■ **Written exercise**
List each line of the data that holds the string "SIZE", please.

+++

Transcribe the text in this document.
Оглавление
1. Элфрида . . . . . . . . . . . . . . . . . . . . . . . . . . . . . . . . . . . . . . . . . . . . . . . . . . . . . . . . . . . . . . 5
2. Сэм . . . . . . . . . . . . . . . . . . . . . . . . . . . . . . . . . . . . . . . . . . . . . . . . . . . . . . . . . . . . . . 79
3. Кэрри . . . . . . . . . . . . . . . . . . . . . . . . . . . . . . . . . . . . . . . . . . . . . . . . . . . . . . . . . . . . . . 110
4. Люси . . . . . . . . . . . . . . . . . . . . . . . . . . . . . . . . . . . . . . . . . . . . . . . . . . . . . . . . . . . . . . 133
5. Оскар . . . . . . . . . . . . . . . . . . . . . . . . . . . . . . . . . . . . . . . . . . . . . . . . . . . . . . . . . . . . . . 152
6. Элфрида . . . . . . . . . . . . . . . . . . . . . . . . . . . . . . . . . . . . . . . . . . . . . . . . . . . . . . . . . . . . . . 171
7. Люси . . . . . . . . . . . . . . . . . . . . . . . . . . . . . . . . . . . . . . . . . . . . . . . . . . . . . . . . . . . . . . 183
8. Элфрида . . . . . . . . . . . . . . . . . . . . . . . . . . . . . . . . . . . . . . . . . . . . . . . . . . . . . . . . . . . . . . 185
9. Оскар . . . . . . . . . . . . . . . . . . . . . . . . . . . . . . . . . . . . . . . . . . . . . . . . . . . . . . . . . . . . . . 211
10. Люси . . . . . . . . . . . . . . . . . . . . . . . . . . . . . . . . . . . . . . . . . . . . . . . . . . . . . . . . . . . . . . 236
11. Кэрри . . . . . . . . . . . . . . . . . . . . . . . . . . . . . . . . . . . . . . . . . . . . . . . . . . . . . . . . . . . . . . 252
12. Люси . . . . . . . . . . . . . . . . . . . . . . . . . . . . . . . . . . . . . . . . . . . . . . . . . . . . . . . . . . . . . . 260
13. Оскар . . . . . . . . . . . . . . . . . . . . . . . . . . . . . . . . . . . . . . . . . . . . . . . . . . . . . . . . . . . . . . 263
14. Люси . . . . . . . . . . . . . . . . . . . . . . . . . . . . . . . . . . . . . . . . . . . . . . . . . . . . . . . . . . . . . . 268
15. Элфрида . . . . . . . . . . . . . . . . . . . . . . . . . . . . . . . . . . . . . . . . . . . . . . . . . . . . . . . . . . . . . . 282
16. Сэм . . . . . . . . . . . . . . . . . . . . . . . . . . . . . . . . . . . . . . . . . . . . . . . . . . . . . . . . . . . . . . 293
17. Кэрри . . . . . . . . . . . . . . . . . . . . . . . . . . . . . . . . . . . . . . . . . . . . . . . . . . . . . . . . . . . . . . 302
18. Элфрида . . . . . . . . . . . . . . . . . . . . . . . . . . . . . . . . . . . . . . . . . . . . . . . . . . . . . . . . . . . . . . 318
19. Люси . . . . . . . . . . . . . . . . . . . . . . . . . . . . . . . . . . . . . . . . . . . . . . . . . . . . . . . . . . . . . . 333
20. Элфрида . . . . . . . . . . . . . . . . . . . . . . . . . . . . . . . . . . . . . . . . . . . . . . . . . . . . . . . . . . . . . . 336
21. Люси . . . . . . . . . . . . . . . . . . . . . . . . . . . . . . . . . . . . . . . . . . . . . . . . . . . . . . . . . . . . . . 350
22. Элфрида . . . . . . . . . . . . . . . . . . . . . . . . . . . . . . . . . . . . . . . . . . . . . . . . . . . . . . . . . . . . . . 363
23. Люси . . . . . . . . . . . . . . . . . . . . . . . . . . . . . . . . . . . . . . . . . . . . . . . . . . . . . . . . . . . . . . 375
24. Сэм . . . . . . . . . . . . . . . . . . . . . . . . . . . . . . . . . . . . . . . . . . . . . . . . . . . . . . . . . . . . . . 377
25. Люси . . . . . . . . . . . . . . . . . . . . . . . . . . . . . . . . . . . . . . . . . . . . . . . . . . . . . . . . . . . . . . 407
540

+++

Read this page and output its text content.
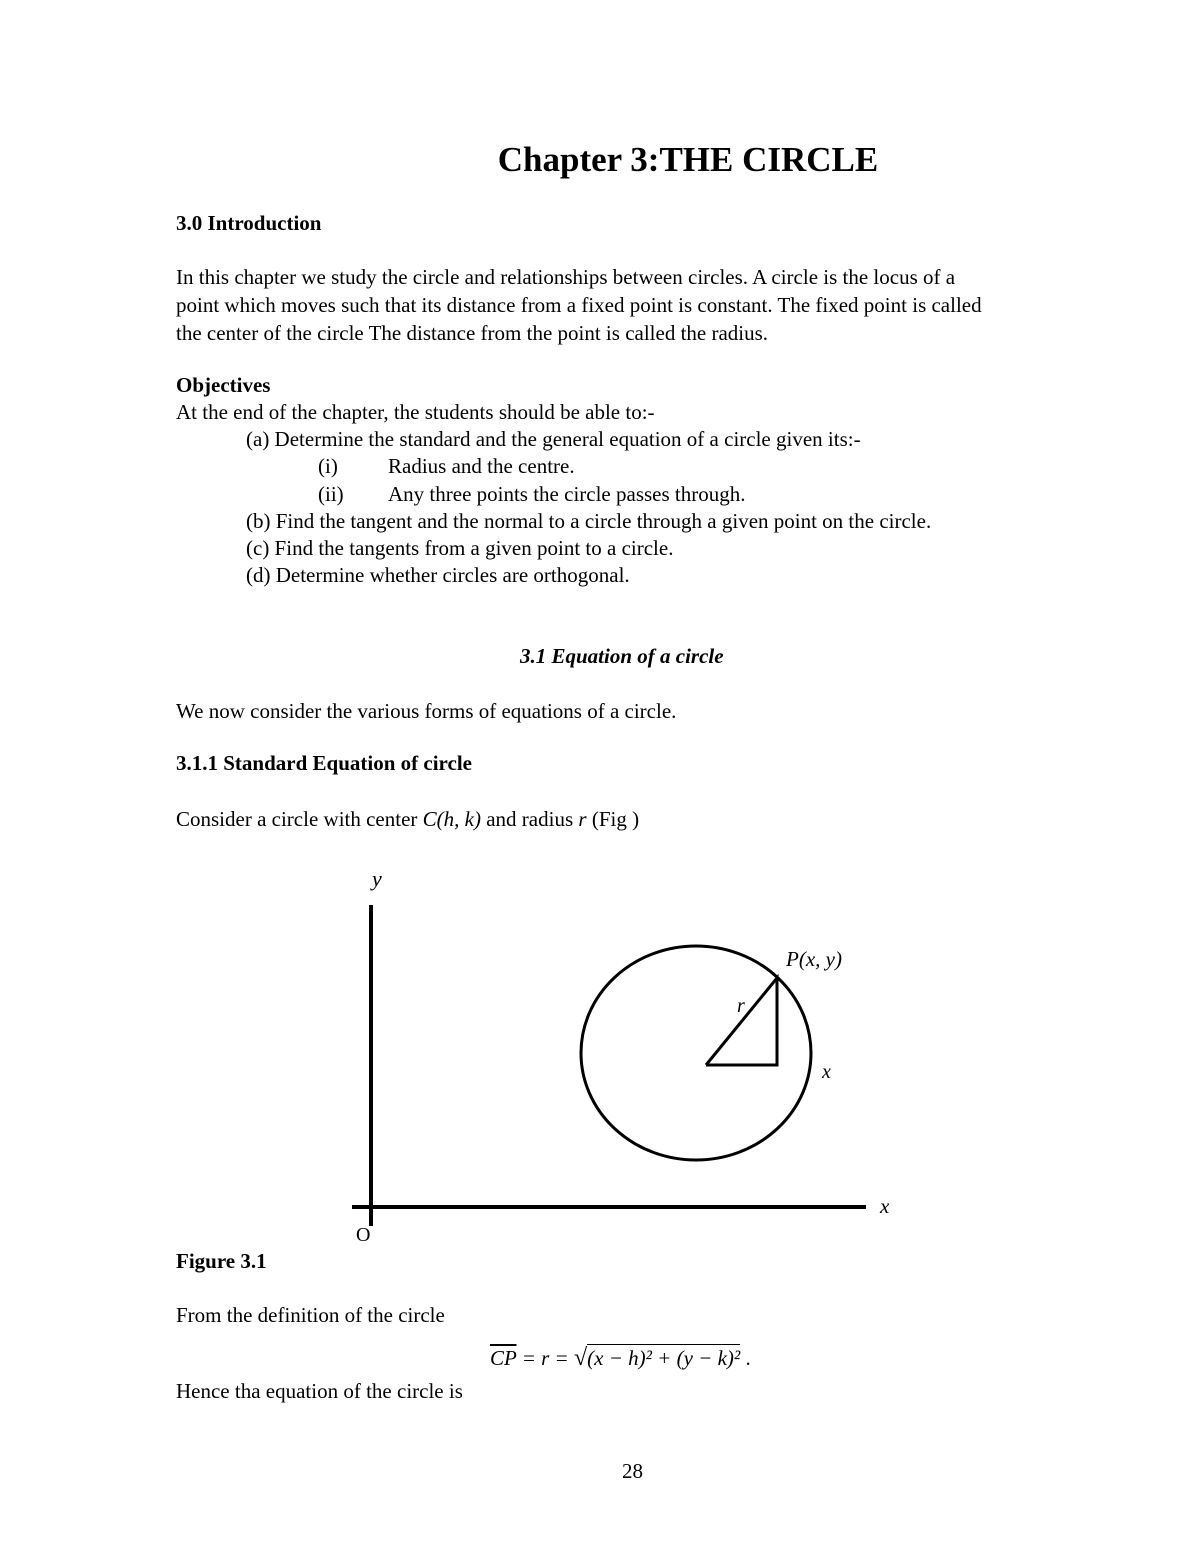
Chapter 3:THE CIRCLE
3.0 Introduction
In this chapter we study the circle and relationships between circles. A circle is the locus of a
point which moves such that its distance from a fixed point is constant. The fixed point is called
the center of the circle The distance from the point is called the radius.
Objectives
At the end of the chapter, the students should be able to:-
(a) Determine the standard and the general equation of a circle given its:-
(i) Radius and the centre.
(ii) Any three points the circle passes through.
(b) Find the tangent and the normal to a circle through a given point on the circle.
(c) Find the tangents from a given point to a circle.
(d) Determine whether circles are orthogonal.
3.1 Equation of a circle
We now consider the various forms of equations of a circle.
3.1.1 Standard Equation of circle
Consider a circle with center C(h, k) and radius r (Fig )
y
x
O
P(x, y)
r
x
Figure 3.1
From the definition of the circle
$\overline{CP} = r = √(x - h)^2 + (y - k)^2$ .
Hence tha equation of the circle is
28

+++

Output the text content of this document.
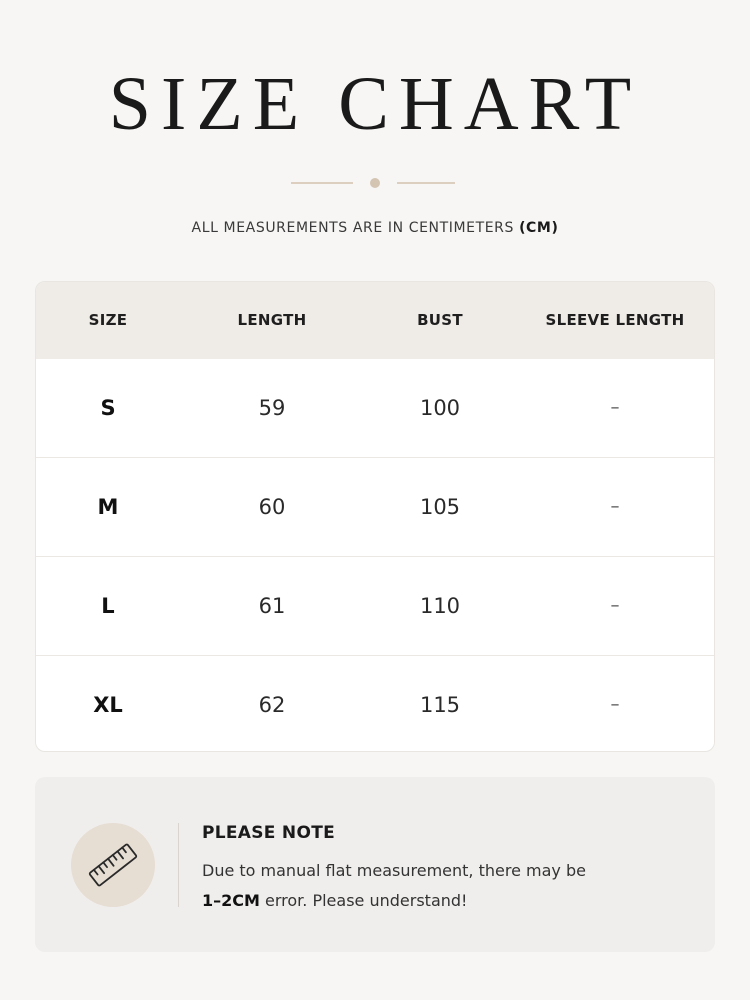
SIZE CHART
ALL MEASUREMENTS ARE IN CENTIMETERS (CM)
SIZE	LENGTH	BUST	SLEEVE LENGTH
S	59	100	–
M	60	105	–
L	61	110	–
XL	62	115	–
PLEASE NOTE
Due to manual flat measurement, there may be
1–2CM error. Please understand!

+++

■ **Solution to the problem**
SIZE CHART
SIZE	LENGTH	BUST	SLEEVE LENGTH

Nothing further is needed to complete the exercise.